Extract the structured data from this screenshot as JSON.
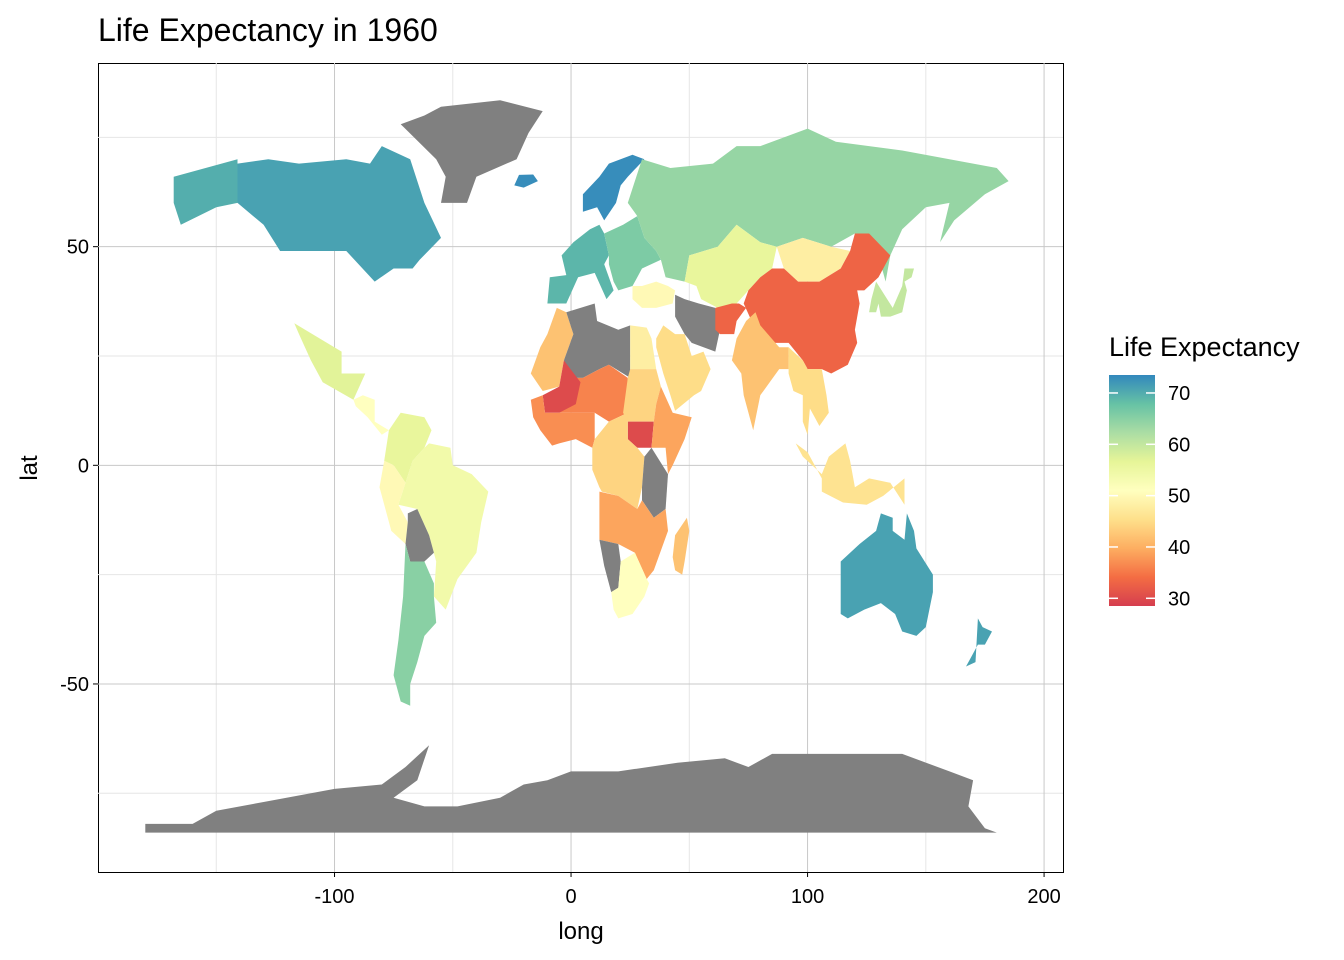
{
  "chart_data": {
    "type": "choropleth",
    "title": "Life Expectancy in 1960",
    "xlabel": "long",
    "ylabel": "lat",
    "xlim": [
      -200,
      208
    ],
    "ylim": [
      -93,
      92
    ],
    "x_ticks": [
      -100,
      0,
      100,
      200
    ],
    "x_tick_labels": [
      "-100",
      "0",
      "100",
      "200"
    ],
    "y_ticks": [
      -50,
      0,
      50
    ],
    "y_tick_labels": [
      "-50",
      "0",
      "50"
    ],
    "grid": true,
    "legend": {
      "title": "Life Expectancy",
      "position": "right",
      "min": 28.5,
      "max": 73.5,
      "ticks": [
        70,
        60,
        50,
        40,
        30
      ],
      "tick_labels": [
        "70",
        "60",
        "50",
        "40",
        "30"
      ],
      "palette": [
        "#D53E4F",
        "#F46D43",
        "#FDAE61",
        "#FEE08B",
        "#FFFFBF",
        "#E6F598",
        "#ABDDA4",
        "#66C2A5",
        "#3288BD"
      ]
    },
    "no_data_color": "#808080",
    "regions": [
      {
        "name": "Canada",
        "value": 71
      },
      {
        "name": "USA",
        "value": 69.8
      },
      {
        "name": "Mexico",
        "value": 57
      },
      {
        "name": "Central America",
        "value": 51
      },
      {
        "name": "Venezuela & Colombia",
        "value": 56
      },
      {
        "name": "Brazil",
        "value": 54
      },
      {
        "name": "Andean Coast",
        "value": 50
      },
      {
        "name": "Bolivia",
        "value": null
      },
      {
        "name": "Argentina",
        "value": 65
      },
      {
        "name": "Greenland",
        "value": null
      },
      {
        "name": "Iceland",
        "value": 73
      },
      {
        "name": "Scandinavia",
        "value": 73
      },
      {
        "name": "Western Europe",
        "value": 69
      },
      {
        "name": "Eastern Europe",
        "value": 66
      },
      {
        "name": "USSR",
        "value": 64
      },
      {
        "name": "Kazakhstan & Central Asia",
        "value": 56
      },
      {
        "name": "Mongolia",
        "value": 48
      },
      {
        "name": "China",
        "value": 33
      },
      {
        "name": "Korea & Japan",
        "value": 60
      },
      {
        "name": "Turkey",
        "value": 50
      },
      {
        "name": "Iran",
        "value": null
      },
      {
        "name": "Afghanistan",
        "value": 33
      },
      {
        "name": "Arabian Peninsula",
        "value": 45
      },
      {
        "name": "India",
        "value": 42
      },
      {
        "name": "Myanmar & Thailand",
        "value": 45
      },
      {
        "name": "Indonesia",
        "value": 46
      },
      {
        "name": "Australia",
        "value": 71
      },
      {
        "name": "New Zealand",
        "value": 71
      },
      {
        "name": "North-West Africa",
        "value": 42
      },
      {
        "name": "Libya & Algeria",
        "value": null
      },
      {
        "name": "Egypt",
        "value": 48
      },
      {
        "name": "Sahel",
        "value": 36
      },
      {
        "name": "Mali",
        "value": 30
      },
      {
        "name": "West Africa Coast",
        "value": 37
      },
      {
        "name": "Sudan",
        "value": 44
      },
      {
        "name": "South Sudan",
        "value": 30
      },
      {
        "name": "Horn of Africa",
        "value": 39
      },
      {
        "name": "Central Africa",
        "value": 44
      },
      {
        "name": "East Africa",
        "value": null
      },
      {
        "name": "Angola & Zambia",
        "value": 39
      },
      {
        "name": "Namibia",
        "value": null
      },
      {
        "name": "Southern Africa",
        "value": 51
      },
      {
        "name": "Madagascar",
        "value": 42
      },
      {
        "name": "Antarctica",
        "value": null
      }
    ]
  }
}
━━━━━━━━
(EXERCISE DESCRIPTION):
Write the entries above out in full, exactly, with no images.

(RESPONSE TO THE EXERCISE):
Extract the structured data from this screenshot as JSON.
{
  "chart_data": {
    "type": "choropleth",
    "title": "Life Expectancy in 1960",
    "xlabel": "long",
    "ylabel": "lat",
    "xlim": [
      -200,
      208
    ],
    "ylim": [
      -93,
      92
    ],
    "x_ticks": [
      -100,
      0,
      100,
      200
    ],
    "x_tick_labels": [
      "-100",
      "0",
      "100",
      "200"
    ],
    "y_ticks": [
      -50,
      0,
      50
    ],
    "y_tick_labels": [
      "-50",
      "0",
      "50"
    ],
    "grid": true,
    "legend": {
      "title": "Life Expectancy",
      "position": "right",
      "min": 28.5,
      "max": 73.5,
      "ticks": [
        70,
        60,
        50,
        40,
        30
      ],
      "tick_labels": [
        "70",
        "60",
        "50",
        "40",
        "30"
      ],
      "palette": [
        "#D53E4F",
        "#F46D43",
        "#FDAE61",
        "#FEE08B",
        "#FFFFBF",
        "#E6F598",
        "#ABDDA4",
        "#66C2A5",
        "#3288BD"
      ]
    },
    "no_data_color": "#808080",
    "regions": [
      {
        "name": "Canada",
        "value": 71
      },
      {
        "name": "USA",
        "value": 69.8
      },
      {
        "name": "Mexico",
        "value": 57
      },
      {
        "name": "Central America",
        "value": 51
      },
      {
        "name": "Venezuela & Colombia",
        "value": 56
      },
      {
        "name": "Brazil",
        "value": 54
      },
      {
        "name": "Andean Coast",
        "value": 50
      },
      {
        "name": "Bolivia",
        "value": null
      },
      {
        "name": "Argentina",
        "value": 65
      },
      {
        "name": "Greenland",
        "value": null
      },
      {
        "name": "Iceland",
        "value": 73
      },
      {
        "name": "Scandinavia",
        "value": 73
      },
      {
        "name": "Western Europe",
        "value": 69
      },
      {
        "name": "Eastern Europe",
        "value": 66
      },
      {
        "name": "USSR",
        "value": 64
      },
      {
        "name": "Kazakhstan & Central Asia",
        "value": 56
      },
      {
        "name": "Mongolia",
        "value": 48
      },
      {
        "name": "China",
        "value": 33
      },
      {
        "name": "Korea & Japan",
        "value": 60
      },
      {
        "name": "Turkey",
        "value": 50
      },
      {
        "name": "Iran",
        "value": null
      },
      {
        "name": "Afghanistan",
        "value": 33
      },
      {
        "name": "Arabian Peninsula",
        "value": 45
      },
      {
        "name": "India",
        "value": 42
      },
      {
        "name": "Myanmar & Thailand",
        "value": 45
      },
      {
        "name": "Indonesia",
        "value": 46
      },
      {
        "name": "Australia",
        "value": 71
      },
      {
        "name": "New Zealand",
        "value": 71
      },
      {
        "name": "North-West Africa",
        "value": 42
      },
      {
        "name": "Libya & Algeria",
        "value": null
      },
      {
        "name": "Egypt",
        "value": 48
      },
      {
        "name": "Sahel",
        "value": 36
      },
      {
        "name": "Mali",
        "value": 30
      },
      {
        "name": "West Africa Coast",
        "value": 37
      },
      {
        "name": "Sudan",
        "value": 44
      },
      {
        "name": "South Sudan",
        "value": 30
      },
      {
        "name": "Horn of Africa",
        "value": 39
      },
      {
        "name": "Central Africa",
        "value": 44
      },
      {
        "name": "East Africa",
        "value": null
      },
      {
        "name": "Angola & Zambia",
        "value": 39
      },
      {
        "name": "Namibia",
        "value": null
      },
      {
        "name": "Southern Africa",
        "value": 51
      },
      {
        "name": "Madagascar",
        "value": 42
      },
      {
        "name": "Antarctica",
        "value": null
      }
    ]
  }
}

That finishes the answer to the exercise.